Record extracts:
:::

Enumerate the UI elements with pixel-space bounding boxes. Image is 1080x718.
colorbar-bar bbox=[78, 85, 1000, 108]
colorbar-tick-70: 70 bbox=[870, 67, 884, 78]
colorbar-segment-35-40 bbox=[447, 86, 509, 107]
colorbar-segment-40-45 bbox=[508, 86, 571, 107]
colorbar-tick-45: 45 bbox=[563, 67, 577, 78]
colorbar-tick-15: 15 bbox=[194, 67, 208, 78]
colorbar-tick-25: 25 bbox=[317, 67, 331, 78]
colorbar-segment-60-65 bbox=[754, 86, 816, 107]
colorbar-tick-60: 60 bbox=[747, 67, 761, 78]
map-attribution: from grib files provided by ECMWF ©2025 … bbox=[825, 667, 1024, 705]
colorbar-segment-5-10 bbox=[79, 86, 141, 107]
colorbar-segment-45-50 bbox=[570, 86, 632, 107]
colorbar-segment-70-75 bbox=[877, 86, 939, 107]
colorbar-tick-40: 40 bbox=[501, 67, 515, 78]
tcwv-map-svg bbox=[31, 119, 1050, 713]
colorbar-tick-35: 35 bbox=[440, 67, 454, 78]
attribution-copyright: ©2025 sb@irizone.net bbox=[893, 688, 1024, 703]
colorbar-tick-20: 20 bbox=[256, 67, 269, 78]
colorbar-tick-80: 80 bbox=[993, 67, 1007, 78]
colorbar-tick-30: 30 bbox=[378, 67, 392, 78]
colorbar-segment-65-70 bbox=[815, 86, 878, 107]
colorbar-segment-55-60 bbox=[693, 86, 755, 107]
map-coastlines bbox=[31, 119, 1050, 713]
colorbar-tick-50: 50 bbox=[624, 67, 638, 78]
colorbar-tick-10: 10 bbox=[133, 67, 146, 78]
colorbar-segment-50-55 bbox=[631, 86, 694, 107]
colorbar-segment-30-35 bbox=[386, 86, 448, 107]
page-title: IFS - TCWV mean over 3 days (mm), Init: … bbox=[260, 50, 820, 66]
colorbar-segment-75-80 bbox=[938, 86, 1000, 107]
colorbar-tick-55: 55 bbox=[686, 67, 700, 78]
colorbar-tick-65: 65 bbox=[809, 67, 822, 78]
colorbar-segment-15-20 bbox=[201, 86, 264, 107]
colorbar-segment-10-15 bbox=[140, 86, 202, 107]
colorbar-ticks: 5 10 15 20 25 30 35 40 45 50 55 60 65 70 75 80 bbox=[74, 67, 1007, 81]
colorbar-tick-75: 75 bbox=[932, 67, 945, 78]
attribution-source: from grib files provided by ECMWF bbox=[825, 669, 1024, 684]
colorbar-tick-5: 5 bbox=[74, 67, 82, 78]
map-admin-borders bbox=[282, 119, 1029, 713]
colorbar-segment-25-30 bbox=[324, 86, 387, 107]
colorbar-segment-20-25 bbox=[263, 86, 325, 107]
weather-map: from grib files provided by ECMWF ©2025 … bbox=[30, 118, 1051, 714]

:::

What is required:
Gather every line in the listing above that contains the string "ECMWF", treating uppercase and lowercase as distinct.

Finished exercise:
map-attribution: from grib files provided by ECMWF ©2025 … bbox=[825, 667, 1024, 705]
attribution-source: from grib files provided by ECMWF bbox=[825, 669, 1024, 684]
weather-map: from grib files provided by ECMWF ©2025 … bbox=[30, 118, 1051, 714]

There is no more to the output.